[Set task]: Check each line below for "this" and report how many have it, nothing else.

[Begin]

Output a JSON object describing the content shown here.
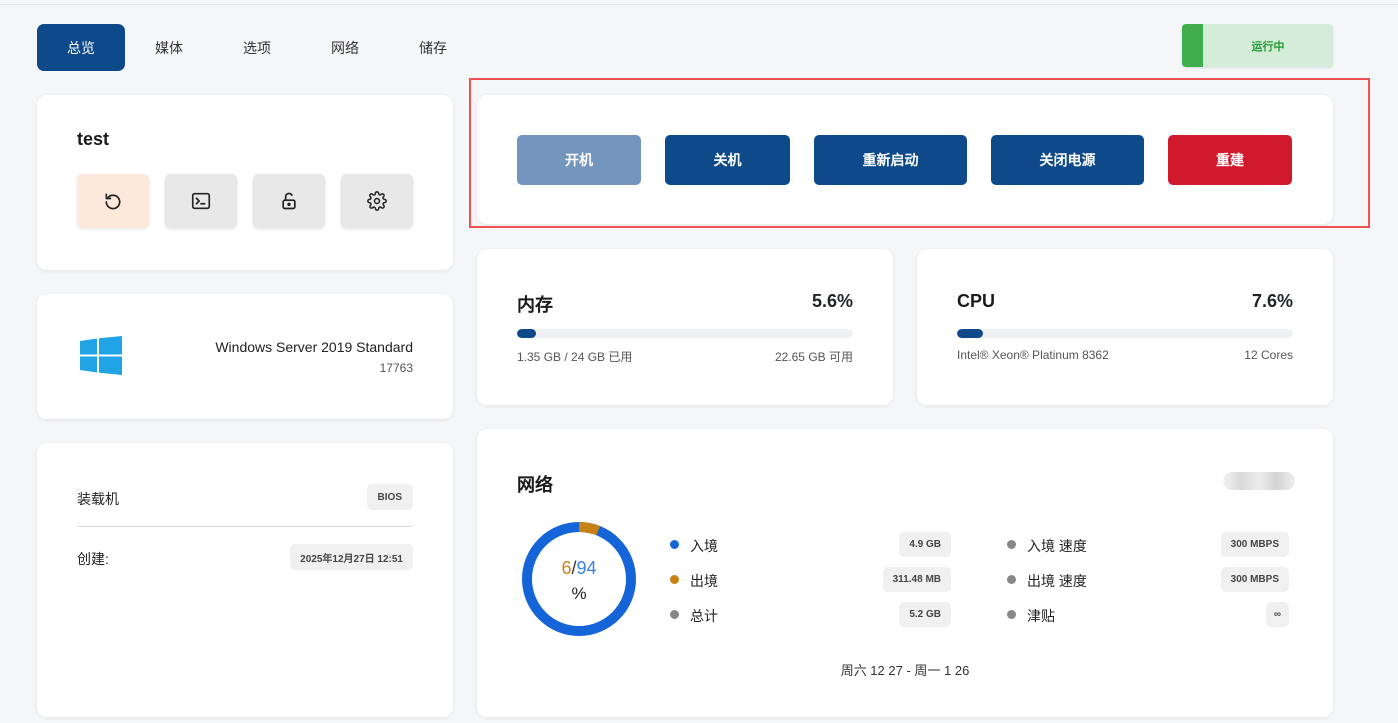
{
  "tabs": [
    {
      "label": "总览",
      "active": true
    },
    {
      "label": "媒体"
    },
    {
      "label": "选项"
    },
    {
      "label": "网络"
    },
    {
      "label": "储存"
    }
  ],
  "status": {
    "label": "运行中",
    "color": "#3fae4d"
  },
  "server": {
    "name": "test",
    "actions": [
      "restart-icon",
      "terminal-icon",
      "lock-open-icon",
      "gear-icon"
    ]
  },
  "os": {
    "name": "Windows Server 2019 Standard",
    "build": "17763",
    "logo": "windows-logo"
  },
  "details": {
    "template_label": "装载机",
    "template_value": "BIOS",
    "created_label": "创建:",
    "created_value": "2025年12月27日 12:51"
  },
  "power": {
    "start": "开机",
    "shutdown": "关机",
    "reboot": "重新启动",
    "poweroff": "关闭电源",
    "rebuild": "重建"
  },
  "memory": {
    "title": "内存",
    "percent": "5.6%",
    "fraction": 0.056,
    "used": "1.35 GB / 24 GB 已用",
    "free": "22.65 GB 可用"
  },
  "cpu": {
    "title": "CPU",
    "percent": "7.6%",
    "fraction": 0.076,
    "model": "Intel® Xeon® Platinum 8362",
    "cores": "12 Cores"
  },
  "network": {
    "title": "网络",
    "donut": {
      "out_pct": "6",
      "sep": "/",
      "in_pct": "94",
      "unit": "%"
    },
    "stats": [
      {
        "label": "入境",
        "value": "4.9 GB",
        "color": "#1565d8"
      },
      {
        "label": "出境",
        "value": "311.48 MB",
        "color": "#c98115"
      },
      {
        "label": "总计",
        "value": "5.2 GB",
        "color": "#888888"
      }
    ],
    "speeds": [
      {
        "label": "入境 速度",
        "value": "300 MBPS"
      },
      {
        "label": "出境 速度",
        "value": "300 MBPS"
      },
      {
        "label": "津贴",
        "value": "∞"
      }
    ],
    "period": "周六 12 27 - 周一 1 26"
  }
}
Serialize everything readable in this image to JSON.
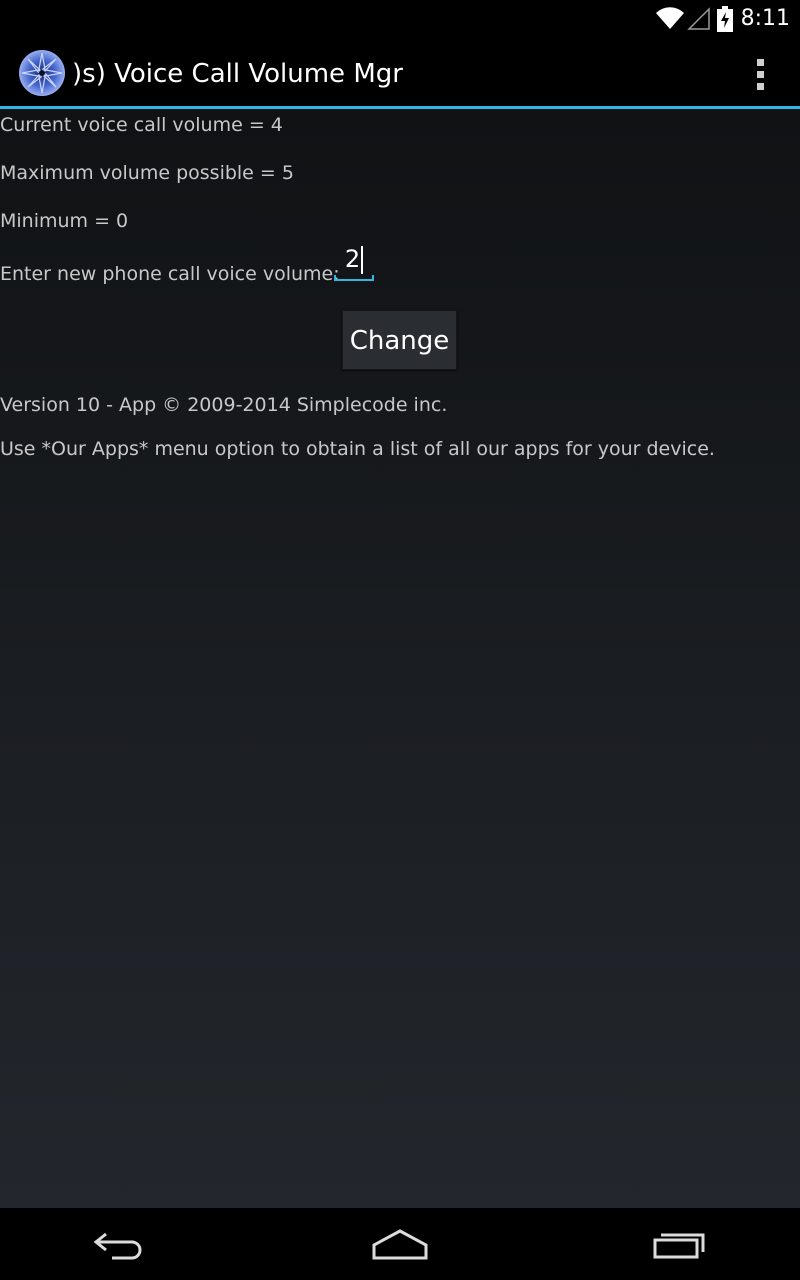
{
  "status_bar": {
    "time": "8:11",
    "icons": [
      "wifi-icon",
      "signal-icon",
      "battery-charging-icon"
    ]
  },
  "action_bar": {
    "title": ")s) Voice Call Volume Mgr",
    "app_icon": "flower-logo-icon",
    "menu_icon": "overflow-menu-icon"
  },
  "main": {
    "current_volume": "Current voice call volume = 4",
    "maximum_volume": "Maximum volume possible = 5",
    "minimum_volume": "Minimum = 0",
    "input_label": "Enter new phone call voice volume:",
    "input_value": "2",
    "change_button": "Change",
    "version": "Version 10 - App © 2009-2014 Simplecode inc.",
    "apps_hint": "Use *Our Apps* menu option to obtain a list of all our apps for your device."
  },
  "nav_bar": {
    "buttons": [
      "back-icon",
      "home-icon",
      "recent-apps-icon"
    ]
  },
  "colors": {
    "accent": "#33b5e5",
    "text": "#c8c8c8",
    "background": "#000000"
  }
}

[End]
[Begin]

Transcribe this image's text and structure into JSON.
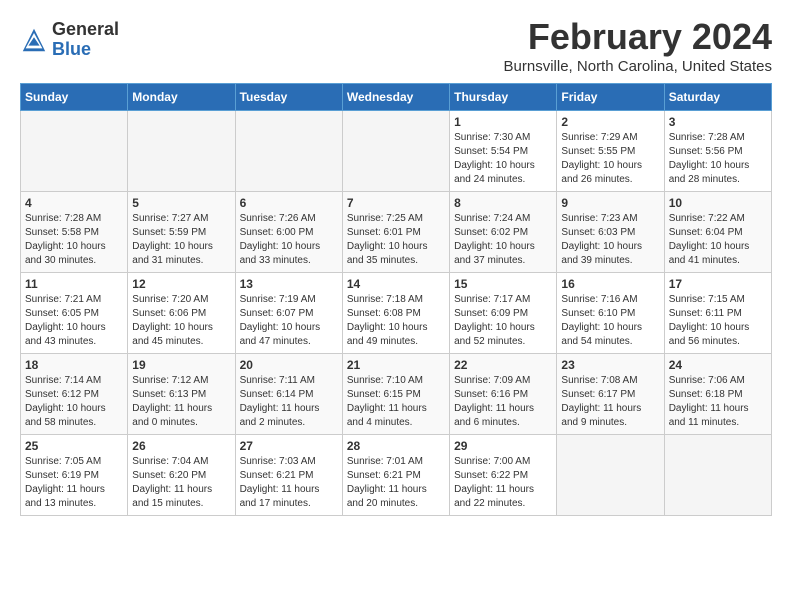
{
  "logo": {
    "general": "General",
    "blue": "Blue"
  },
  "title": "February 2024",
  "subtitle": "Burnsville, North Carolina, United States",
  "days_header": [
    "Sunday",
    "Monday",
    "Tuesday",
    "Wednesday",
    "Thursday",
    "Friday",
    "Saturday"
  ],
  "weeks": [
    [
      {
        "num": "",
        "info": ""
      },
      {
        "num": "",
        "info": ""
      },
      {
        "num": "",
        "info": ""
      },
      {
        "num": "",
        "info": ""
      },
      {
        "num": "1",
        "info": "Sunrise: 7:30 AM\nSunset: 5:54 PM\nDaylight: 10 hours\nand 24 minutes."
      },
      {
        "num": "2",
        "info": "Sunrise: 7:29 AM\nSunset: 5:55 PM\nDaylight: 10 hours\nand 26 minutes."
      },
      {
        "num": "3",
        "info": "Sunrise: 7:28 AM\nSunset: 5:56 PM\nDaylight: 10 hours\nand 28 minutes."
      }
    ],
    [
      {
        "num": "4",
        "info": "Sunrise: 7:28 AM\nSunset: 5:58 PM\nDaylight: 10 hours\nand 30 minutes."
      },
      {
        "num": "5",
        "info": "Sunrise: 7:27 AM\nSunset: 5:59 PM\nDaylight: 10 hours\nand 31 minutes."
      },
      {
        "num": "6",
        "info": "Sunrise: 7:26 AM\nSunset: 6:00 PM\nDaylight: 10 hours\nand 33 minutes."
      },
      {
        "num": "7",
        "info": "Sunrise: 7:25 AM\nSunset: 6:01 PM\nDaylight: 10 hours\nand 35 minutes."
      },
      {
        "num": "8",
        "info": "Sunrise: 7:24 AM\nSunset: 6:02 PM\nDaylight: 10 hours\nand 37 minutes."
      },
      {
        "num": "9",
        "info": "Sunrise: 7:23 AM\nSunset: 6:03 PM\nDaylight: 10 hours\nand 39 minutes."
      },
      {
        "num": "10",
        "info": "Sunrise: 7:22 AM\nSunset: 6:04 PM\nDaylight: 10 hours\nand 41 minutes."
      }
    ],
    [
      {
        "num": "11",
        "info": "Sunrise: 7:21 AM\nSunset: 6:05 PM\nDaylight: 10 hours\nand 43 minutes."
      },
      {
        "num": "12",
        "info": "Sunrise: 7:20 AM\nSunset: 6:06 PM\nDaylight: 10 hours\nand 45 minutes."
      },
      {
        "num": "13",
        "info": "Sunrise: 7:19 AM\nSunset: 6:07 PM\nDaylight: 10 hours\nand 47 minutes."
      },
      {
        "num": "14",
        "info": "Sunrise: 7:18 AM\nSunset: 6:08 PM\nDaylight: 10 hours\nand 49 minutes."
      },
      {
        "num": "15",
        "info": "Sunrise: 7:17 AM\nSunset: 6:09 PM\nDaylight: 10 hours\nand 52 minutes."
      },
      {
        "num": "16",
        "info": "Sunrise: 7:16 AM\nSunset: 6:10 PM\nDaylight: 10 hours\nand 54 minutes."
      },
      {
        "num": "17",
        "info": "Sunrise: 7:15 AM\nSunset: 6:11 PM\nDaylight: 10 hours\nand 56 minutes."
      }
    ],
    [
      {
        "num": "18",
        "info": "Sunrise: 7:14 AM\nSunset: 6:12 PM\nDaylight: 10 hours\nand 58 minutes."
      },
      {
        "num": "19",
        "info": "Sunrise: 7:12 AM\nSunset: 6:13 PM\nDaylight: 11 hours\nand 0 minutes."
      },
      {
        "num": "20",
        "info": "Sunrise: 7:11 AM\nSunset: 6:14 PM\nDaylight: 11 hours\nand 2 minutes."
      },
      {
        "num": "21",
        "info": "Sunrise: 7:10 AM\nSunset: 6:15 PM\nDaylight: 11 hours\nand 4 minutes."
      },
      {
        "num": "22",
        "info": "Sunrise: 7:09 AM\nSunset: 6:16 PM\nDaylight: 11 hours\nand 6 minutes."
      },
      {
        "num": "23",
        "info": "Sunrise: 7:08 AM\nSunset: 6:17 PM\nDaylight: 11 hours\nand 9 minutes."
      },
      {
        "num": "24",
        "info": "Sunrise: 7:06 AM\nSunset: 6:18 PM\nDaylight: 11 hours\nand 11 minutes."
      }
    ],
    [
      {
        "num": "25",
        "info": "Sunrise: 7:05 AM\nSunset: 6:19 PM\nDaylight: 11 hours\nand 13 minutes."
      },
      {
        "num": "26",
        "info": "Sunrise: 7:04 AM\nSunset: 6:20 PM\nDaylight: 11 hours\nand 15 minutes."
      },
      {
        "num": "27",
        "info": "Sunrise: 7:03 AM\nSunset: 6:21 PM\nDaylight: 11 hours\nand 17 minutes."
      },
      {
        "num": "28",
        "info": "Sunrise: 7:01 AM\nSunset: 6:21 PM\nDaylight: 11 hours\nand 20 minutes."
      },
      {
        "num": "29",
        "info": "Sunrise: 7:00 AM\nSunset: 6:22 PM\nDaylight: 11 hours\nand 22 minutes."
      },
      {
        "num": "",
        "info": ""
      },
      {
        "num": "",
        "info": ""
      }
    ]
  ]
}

[End]

[Finished exercise]: 2